■ WHAT NEEDS TO BE DONE ■
Look through the data below. Collect every line where the word "from" occurs.

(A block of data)
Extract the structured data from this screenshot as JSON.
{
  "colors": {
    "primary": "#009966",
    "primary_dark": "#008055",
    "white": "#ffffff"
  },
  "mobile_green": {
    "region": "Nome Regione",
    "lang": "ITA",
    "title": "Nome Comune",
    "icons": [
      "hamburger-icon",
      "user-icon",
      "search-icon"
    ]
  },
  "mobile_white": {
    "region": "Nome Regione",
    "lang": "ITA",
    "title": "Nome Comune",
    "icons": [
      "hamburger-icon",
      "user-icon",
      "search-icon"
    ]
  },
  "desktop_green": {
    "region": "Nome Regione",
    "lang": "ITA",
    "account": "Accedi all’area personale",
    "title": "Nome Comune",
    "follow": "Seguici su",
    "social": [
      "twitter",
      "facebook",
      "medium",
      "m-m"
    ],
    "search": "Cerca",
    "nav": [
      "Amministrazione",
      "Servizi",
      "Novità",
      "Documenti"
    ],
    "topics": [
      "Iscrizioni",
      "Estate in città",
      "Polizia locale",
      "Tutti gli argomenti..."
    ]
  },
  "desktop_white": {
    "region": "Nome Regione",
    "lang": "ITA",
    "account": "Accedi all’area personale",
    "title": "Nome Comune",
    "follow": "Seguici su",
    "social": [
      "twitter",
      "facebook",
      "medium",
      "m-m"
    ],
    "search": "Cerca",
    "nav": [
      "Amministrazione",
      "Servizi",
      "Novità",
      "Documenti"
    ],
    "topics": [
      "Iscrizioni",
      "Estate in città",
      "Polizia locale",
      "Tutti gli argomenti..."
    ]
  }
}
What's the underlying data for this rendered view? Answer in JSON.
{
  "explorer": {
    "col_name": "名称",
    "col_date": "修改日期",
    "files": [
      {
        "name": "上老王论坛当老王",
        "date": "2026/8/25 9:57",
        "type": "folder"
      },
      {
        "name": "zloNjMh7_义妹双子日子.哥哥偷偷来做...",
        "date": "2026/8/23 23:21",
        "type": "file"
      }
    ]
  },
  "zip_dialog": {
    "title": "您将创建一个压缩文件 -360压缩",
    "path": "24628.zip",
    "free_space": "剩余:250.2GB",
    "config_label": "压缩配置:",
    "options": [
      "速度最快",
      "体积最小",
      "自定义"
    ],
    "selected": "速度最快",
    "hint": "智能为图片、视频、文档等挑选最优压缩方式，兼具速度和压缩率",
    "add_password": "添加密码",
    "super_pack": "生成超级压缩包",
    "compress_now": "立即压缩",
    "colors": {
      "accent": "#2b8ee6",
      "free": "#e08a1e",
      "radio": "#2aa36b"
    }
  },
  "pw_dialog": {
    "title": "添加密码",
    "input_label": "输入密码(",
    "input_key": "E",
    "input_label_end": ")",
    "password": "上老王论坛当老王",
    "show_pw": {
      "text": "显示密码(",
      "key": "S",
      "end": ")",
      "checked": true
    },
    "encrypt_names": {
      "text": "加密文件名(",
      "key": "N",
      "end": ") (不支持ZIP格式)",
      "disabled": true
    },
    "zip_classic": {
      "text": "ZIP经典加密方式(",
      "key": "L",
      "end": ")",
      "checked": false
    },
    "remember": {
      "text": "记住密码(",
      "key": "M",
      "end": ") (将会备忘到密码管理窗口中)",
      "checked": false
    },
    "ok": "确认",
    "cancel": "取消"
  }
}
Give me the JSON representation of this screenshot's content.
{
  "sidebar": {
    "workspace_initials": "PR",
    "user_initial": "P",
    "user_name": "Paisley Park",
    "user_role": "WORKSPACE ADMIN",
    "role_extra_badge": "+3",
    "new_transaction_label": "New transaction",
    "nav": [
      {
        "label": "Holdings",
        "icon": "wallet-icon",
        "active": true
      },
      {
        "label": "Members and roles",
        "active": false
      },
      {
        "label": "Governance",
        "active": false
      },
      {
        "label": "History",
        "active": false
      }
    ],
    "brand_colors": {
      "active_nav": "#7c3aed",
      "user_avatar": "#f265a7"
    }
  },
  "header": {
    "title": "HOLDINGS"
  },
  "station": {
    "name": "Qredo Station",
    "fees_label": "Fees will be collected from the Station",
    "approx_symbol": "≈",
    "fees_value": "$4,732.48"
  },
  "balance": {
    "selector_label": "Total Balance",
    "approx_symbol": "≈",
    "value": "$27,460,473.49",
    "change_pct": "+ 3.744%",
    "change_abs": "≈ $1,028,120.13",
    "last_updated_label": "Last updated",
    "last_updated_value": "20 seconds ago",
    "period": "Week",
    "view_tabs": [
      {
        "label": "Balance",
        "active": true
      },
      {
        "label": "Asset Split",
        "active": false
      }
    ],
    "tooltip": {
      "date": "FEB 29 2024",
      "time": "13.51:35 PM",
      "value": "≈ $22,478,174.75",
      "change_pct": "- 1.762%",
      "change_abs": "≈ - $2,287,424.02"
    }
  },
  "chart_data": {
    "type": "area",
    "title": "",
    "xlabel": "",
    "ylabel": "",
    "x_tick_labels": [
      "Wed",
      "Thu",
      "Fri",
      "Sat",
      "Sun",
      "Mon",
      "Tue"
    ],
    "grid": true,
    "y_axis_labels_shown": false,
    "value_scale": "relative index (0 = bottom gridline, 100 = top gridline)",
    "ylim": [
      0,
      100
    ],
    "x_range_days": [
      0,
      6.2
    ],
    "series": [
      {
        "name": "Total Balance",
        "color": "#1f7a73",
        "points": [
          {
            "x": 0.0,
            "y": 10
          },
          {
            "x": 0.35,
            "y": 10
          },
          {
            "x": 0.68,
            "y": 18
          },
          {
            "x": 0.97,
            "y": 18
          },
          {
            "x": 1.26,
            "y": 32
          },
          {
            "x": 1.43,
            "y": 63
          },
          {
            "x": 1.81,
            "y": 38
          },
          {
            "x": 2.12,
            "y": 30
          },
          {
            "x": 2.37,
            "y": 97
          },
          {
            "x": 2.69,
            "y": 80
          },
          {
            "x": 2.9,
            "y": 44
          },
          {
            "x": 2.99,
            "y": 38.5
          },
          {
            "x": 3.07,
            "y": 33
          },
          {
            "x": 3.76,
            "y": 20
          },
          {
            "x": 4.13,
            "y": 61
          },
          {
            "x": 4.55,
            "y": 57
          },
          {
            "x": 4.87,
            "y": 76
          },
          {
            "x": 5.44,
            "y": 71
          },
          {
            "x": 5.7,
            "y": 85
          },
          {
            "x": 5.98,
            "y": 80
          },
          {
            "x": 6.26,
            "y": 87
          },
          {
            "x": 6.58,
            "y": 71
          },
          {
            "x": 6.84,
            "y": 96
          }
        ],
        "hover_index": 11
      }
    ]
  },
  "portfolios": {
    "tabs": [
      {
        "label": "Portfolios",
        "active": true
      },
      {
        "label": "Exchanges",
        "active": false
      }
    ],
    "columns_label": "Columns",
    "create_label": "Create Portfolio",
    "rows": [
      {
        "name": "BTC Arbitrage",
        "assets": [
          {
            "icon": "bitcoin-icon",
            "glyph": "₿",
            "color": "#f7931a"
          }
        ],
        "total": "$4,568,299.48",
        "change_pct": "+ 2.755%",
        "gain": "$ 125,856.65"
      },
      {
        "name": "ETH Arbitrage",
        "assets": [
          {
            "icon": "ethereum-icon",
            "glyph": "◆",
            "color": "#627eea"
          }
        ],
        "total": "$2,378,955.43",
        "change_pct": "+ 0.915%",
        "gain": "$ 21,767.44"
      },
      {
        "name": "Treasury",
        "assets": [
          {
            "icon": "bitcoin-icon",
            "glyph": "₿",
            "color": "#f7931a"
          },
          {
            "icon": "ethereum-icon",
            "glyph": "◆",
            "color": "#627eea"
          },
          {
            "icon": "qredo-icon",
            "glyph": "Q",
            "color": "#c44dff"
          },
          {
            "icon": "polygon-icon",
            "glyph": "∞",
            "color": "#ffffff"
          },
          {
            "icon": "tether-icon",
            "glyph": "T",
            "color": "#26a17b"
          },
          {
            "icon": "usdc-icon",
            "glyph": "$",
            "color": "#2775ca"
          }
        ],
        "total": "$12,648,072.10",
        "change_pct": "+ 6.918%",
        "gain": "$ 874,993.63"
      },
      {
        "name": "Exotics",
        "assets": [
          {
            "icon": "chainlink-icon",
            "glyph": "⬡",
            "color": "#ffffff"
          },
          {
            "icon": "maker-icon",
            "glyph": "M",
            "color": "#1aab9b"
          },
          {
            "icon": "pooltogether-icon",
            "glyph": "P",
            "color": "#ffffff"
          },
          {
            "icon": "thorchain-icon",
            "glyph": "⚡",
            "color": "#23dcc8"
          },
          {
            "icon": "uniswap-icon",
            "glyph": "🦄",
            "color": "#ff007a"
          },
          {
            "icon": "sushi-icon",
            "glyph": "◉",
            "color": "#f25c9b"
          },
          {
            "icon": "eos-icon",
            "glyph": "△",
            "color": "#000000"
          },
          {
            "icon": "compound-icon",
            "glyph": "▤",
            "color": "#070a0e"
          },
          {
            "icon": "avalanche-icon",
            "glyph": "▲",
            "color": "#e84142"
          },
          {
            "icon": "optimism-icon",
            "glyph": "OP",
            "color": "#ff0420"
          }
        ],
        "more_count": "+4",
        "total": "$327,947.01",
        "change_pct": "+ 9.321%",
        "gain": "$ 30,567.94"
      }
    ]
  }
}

■ PROBLEM SOLUTION ■
Extract the structured data from this screenshot as JSON.
    "fees_label": "Fees will be collected from the Station",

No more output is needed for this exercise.